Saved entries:
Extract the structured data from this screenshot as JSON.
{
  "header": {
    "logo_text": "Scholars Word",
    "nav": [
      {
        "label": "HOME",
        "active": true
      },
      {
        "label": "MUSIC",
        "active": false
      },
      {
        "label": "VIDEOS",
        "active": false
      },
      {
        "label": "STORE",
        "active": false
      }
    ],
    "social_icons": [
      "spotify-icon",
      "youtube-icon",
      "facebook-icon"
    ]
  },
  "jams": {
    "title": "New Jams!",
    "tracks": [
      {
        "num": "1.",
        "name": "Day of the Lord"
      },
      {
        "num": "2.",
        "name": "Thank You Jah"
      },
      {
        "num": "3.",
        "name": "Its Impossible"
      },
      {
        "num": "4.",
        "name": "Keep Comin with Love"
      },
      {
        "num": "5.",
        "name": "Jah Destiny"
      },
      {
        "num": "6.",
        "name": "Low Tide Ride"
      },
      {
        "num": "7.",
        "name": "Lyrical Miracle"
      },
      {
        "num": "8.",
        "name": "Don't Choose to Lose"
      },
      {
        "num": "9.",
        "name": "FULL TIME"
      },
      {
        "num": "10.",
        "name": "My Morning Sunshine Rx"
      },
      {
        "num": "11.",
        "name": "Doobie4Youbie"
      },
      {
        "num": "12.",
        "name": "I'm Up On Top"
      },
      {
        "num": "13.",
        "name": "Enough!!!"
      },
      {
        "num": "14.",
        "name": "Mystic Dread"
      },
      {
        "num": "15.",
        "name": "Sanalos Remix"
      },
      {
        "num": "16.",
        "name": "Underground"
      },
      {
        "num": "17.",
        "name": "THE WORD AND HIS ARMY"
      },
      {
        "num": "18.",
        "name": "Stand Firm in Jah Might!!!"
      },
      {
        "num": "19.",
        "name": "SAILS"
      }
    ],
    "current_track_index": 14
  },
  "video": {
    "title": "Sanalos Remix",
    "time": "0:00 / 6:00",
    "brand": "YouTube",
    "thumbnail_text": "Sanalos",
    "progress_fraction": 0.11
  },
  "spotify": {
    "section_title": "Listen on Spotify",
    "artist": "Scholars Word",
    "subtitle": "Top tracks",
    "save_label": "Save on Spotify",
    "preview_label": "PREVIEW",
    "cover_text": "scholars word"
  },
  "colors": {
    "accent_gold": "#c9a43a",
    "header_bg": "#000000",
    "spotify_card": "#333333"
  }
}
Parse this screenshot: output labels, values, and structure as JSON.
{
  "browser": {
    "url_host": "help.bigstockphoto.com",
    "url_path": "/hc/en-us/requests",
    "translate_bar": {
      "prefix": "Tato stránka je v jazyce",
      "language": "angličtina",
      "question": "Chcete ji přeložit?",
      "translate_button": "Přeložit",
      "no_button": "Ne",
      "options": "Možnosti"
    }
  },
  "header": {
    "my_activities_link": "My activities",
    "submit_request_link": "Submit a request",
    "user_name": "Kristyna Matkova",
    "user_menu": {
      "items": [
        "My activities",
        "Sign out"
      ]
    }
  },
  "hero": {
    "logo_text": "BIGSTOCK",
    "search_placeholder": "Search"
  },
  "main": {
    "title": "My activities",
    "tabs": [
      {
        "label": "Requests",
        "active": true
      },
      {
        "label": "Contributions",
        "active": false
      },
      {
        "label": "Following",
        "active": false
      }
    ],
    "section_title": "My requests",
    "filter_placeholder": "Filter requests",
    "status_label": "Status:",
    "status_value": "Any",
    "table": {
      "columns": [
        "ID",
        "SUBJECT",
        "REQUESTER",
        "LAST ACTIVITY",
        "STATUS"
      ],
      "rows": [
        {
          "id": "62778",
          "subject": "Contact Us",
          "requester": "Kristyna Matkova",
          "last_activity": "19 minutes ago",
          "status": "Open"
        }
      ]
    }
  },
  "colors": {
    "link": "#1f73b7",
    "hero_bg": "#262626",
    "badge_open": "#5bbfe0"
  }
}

— WHAT THE TASK REQUIRES —
Every line above needs to be retyped exactly.

— RESULT FOR THIS TASK —
Extract the structured data from this screenshot as JSON.
{
  "header": {
    "logo_text": "Scholars Word",
    "nav": [
      {
        "label": "HOME",
        "active": true
      },
      {
        "label": "MUSIC",
        "active": false
      },
      {
        "label": "VIDEOS",
        "active": false
      },
      {
        "label": "STORE",
        "active": false
      }
    ],
    "social_icons": [
      "spotify-icon",
      "youtube-icon",
      "facebook-icon"
    ]
  },
  "jams": {
    "title": "New Jams!",
    "tracks": [
      {
        "num": "1.",
        "name": "Day of the Lord"
      },
      {
        "num": "2.",
        "name": "Thank You Jah"
      },
      {
        "num": "3.",
        "name": "Its Impossible"
      },
      {
        "num": "4.",
        "name": "Keep Comin with Love"
      },
      {
        "num": "5.",
        "name": "Jah Destiny"
      },
      {
        "num": "6.",
        "name": "Low Tide Ride"
      },
      {
        "num": "7.",
        "name": "Lyrical Miracle"
      },
      {
        "num": "8.",
        "name": "Don't Choose to Lose"
      },
      {
        "num": "9.",
        "name": "FULL TIME"
      },
      {
        "num": "10.",
        "name": "My Morning Sunshine Rx"
      },
      {
        "num": "11.",
        "name": "Doobie4Youbie"
      },
      {
        "num": "12.",
        "name": "I'm Up On Top"
      },
      {
        "num": "13.",
        "name": "Enough!!!"
      },
      {
        "num": "14.",
        "name": "Mystic Dread"
      },
      {
        "num": "15.",
        "name": "Sanalos Remix"
      },
      {
        "num": "16.",
        "name": "Underground"
      },
      {
        "num": "17.",
        "name": "THE WORD AND HIS ARMY"
      },
      {
        "num": "18.",
        "name": "Stand Firm in Jah Might!!!"
      },
      {
        "num": "19.",
        "name": "SAILS"
      }
    ],
    "current_track_index": 14
  },
  "video": {
    "title": "Sanalos Remix",
    "time": "0:00 / 6:00",
    "brand": "YouTube",
    "thumbnail_text": "Sanalos",
    "progress_fraction": 0.11
  },
  "spotify": {
    "section_title": "Listen on Spotify",
    "artist": "Scholars Word",
    "subtitle": "Top tracks",
    "save_label": "Save on Spotify",
    "preview_label": "PREVIEW",
    "cover_text": "scholars word"
  },
  "colors": {
    "accent_gold": "#c9a43a",
    "header_bg": "#000000",
    "spotify_card": "#333333"
  }
}
Parse this screenshot: output labels, values, and structure as JSON.
{
  "browser": {
    "url_host": "help.bigstockphoto.com",
    "url_path": "/hc/en-us/requests",
    "translate_bar": {
      "prefix": "Tato stránka je v jazyce",
      "language": "angličtina",
      "question": "Chcete ji přeložit?",
      "translate_button": "Přeložit",
      "no_button": "Ne",
      "options": "Možnosti"
    }
  },
  "header": {
    "my_activities_link": "My activities",
    "submit_request_link": "Submit a request",
    "user_name": "Kristyna Matkova",
    "user_menu": {
      "items": [
        "My activities",
        "Sign out"
      ]
    }
  },
  "hero": {
    "logo_text": "BIGSTOCK",
    "search_placeholder": "Search"
  },
  "main": {
    "title": "My activities",
    "tabs": [
      {
        "label": "Requests",
        "active": true
      },
      {
        "label": "Contributions",
        "active": false
      },
      {
        "label": "Following",
        "active": false
      }
    ],
    "section_title": "My requests",
    "filter_placeholder": "Filter requests",
    "status_label": "Status:",
    "status_value": "Any",
    "table": {
      "columns": [
        "ID",
        "SUBJECT",
        "REQUESTER",
        "LAST ACTIVITY",
        "STATUS"
      ],
      "rows": [
        {
          "id": "62778",
          "subject": "Contact Us",
          "requester": "Kristyna Matkova",
          "last_activity": "19 minutes ago",
          "status": "Open"
        }
      ]
    }
  },
  "colors": {
    "link": "#1f73b7",
    "hero_bg": "#262626",
    "badge_open": "#5bbfe0"
  }
}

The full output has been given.